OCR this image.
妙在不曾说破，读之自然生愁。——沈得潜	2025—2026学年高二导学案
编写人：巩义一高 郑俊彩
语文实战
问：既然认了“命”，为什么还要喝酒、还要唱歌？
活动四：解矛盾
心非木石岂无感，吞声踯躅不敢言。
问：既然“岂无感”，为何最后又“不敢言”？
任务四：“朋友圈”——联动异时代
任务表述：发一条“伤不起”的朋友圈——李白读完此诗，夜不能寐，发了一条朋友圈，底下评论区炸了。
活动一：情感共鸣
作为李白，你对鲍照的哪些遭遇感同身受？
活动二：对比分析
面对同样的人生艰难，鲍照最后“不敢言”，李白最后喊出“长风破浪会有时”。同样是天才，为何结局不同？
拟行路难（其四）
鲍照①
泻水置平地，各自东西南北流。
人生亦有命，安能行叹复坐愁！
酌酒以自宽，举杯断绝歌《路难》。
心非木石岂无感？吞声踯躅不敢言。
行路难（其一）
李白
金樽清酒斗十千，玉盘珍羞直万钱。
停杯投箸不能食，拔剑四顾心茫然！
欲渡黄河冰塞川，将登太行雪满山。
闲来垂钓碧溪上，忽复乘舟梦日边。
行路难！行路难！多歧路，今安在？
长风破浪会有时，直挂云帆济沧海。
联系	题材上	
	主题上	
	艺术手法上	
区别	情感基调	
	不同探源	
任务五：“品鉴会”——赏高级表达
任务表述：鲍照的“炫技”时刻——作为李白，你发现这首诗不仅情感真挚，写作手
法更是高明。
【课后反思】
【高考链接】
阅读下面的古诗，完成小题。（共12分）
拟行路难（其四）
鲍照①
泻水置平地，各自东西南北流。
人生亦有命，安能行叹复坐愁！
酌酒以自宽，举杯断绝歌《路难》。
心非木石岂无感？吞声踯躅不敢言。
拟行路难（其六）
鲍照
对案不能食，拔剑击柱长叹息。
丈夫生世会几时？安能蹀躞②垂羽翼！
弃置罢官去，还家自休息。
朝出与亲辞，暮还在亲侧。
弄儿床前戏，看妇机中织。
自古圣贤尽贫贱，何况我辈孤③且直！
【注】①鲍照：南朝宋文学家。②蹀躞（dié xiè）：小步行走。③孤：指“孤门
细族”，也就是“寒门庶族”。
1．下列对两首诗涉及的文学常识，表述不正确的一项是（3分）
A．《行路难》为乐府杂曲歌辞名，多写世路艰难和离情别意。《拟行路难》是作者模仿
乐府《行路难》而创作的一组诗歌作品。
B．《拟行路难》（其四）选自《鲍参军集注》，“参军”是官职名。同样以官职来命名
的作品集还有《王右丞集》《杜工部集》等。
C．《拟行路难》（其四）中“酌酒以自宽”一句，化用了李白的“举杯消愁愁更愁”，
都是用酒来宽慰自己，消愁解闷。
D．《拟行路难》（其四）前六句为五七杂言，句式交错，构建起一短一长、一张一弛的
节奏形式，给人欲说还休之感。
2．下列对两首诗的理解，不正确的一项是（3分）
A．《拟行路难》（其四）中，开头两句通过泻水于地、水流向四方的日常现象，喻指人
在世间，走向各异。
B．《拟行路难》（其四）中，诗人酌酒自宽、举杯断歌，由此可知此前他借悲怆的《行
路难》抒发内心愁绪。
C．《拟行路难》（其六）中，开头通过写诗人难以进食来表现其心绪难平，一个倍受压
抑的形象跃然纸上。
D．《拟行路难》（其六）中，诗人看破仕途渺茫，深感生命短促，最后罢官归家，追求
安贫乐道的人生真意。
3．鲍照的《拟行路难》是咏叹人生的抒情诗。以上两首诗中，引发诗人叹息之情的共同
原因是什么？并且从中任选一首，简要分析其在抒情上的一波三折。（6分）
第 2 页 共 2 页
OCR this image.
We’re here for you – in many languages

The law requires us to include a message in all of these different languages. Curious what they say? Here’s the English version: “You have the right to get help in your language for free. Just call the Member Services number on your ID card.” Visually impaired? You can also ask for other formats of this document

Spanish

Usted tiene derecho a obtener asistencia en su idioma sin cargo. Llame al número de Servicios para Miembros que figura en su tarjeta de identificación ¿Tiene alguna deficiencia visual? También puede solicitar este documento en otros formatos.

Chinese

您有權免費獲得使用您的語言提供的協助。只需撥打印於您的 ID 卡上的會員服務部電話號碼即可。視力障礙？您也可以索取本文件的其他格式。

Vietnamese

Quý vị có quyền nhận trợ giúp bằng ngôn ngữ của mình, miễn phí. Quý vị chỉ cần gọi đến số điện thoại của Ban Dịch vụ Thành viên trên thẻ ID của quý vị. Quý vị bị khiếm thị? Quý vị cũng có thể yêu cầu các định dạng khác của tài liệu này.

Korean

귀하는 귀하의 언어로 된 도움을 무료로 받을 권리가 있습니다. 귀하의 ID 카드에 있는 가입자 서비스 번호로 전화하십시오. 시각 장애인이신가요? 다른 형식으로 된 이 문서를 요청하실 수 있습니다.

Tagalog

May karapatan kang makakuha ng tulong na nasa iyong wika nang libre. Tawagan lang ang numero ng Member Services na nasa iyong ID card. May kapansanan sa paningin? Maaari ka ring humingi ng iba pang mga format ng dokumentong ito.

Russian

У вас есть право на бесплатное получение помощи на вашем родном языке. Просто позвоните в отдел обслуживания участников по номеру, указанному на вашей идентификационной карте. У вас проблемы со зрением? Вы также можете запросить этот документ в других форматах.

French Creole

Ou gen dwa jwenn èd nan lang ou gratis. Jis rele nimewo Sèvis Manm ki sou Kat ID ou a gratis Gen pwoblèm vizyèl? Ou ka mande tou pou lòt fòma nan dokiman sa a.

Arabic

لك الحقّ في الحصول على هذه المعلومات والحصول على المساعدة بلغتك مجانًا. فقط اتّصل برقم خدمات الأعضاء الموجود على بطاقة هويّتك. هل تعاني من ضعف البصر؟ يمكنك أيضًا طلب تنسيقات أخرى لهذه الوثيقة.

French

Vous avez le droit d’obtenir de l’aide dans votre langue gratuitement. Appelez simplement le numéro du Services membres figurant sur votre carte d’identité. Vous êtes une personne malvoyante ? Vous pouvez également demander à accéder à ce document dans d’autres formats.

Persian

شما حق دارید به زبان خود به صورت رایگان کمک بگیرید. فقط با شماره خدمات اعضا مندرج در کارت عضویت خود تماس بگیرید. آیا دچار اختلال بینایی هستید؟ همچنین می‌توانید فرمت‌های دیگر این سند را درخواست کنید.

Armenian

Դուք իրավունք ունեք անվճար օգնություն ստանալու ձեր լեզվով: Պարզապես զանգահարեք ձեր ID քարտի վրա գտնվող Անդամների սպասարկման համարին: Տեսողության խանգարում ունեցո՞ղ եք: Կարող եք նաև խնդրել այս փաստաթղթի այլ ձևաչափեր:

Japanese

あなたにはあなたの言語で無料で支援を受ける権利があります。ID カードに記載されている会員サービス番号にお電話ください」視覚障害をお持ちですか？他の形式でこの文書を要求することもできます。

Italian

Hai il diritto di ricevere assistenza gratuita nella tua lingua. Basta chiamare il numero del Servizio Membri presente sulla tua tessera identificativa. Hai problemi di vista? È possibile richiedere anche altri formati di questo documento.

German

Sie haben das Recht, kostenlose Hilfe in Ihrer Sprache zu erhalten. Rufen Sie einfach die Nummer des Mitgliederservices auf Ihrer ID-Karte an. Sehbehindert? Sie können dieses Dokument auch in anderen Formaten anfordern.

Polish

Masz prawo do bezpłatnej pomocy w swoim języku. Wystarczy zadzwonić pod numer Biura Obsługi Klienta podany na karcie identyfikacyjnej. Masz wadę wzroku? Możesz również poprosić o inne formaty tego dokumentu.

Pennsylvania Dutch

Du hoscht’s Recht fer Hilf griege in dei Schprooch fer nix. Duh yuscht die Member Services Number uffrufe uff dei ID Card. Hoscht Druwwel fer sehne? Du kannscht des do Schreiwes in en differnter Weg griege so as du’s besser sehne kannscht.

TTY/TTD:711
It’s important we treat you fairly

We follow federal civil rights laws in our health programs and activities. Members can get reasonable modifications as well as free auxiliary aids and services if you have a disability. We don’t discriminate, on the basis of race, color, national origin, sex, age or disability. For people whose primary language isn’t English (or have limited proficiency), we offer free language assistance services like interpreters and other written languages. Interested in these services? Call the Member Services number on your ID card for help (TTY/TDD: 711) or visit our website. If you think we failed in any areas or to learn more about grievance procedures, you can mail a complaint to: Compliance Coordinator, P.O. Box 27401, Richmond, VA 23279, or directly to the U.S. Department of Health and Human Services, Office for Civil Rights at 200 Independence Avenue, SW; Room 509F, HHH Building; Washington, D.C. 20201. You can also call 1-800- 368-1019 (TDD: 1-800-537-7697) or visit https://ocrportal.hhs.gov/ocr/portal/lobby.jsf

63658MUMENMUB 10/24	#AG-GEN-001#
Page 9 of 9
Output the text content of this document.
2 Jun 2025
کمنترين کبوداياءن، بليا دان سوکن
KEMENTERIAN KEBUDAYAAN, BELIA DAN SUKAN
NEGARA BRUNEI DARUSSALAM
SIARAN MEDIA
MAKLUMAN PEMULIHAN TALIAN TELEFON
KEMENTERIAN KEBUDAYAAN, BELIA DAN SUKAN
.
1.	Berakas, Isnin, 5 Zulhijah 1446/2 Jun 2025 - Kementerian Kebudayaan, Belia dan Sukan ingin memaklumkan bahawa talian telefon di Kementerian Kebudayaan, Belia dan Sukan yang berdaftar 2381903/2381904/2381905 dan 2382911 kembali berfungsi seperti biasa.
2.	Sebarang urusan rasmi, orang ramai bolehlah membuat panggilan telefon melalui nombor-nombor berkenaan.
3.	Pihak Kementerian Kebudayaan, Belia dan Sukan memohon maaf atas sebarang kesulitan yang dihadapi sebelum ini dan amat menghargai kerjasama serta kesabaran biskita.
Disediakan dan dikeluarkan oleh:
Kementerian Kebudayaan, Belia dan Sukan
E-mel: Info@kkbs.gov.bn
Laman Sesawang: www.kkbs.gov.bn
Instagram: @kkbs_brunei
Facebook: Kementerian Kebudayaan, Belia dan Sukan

_GOAL_
Copy all lines from the listing that contain "خدمات".

_OUTPUT OF THE EXERCISE_
لك الحقّ في الحصول على هذه المعلومات والحصول على المساعدة بلغتك مجانًا. فقط اتّصل برقم خدمات الأعضاء الموجود على بطاقة هويّتك. هل تعاني من ضعف البصر؟ يمكنك أيضًا طلب تنسيقات أخرى لهذه الوثيقة.
شما حق دارید به زبان خود به صورت رایگان کمک بگیرید. فقط با شماره خدمات اعضا مندرج در کارت عضویت خود تماس بگیرید. آیا دچار اختلال بینایی هستید؟ همچنین می‌توانید فرمت‌های دیگر این سند را درخواست کنید.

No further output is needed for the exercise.